#### WRITTEN REQUEST:
Each line of the listing must be transcribed exactly, except for the images, which should be excluded.

#### RECORDS SUPPLIED:
※
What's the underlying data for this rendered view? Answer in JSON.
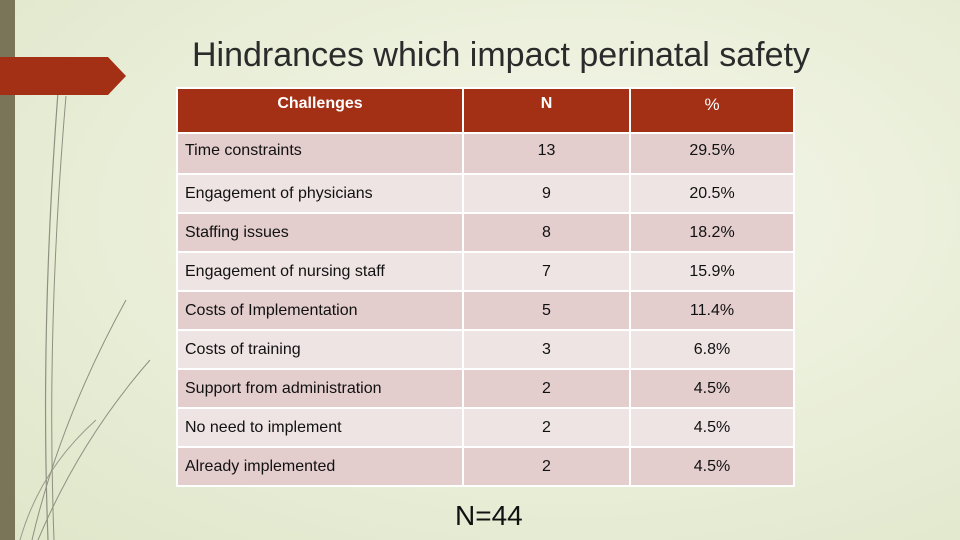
{
  "slide": {
    "title": "Hindrances which impact perinatal safety",
    "footer": "N=44"
  },
  "table": {
    "headers": [
      "Challenges",
      "N",
      "%"
    ],
    "rows": [
      [
        "Time constraints",
        "13",
        "29.5%"
      ],
      [
        "Engagement of physicians",
        "9",
        "20.5%"
      ],
      [
        "Staffing issues",
        "8",
        "18.2%"
      ],
      [
        "Engagement of nursing staff",
        "7",
        "15.9%"
      ],
      [
        "Costs of Implementation",
        "5",
        "11.4%"
      ],
      [
        "Costs of  training",
        "3",
        "6.8%"
      ],
      [
        "Support from administration",
        "2",
        "4.5%"
      ],
      [
        "No need to implement",
        "2",
        "4.5%"
      ],
      [
        "Already implemented",
        "2",
        "4.5%"
      ]
    ]
  },
  "colors": {
    "header_bg": "#a33015",
    "row_odd": "#e3cdcd",
    "row_even": "#efe4e4",
    "accent": "#a33015",
    "side_bar": "#7a7458"
  }
}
※
#### EXERCISE OUTPUT:
What's the underlying data for this rendered view? Answer in JSON.
{
  "slide": {
    "title": "Hindrances which impact perinatal safety",
    "footer": "N=44"
  },
  "table": {
    "headers": [
      "Challenges",
      "N",
      "%"
    ],
    "rows": [
      [
        "Time constraints",
        "13",
        "29.5%"
      ],
      [
        "Engagement of physicians",
        "9",
        "20.5%"
      ],
      [
        "Staffing issues",
        "8",
        "18.2%"
      ],
      [
        "Engagement of nursing staff",
        "7",
        "15.9%"
      ],
      [
        "Costs of Implementation",
        "5",
        "11.4%"
      ],
      [
        "Costs of  training",
        "3",
        "6.8%"
      ],
      [
        "Support from administration",
        "2",
        "4.5%"
      ],
      [
        "No need to implement",
        "2",
        "4.5%"
      ],
      [
        "Already implemented",
        "2",
        "4.5%"
      ]
    ]
  },
  "colors": {
    "header_bg": "#a33015",
    "row_odd": "#e3cdcd",
    "row_even": "#efe4e4",
    "accent": "#a33015",
    "side_bar": "#7a7458"
  }
}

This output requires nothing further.